* Task requirements
Check the listing below for lines that hold "object". How many are there? Please give only the number.

* Entries from a dataset
* * *
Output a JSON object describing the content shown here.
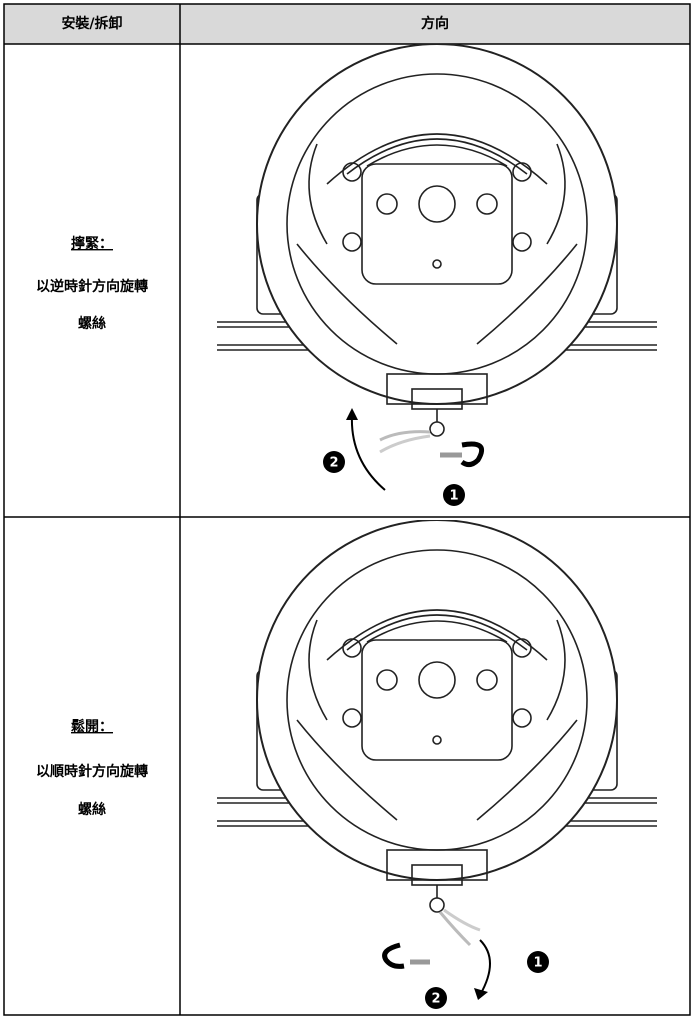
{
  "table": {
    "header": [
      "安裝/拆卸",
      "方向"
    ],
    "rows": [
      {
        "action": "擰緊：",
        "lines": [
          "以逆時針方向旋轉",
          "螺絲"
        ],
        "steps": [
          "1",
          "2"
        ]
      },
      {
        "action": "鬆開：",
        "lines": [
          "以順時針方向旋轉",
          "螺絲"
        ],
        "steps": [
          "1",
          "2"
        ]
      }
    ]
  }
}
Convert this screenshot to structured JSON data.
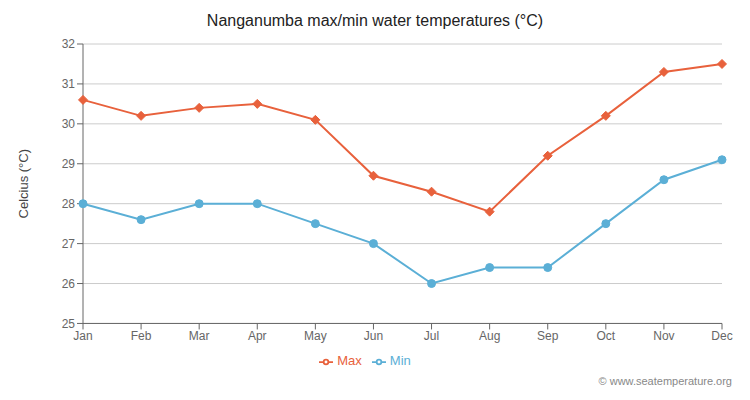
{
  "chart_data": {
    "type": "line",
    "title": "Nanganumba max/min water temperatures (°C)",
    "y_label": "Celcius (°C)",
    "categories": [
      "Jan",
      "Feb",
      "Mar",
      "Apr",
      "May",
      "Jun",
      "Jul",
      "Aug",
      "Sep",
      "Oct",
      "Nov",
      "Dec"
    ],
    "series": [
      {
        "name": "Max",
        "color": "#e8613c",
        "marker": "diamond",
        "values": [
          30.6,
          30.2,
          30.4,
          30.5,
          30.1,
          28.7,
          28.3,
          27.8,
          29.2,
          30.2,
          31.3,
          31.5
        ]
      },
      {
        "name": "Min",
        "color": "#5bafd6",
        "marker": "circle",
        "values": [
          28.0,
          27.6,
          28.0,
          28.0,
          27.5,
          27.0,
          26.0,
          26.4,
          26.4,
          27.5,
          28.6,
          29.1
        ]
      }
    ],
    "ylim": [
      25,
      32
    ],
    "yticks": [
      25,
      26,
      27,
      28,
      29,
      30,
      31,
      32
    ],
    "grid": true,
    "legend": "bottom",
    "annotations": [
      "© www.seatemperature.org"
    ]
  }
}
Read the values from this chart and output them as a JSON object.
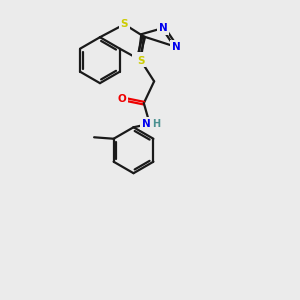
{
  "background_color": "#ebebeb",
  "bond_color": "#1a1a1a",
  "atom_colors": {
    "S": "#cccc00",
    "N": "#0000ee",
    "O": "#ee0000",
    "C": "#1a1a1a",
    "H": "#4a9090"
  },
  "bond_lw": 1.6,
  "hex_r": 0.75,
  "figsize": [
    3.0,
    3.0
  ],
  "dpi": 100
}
* * *
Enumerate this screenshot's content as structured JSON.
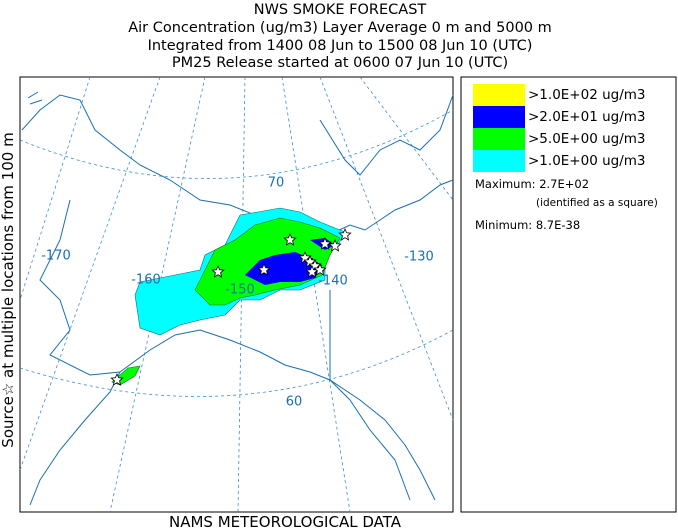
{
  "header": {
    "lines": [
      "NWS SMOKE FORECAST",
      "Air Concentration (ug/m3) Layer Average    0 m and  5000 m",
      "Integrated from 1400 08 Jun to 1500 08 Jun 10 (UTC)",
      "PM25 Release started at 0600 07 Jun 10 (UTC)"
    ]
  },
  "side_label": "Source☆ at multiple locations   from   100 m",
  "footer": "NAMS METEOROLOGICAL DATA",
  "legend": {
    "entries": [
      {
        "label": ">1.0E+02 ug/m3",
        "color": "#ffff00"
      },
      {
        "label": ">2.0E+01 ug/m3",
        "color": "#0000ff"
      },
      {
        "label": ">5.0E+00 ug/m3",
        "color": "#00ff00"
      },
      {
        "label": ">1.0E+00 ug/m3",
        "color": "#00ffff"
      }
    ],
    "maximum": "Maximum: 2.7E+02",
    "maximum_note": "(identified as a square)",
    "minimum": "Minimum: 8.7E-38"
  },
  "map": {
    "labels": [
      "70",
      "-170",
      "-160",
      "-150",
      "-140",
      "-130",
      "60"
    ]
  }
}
* * *
* Response
2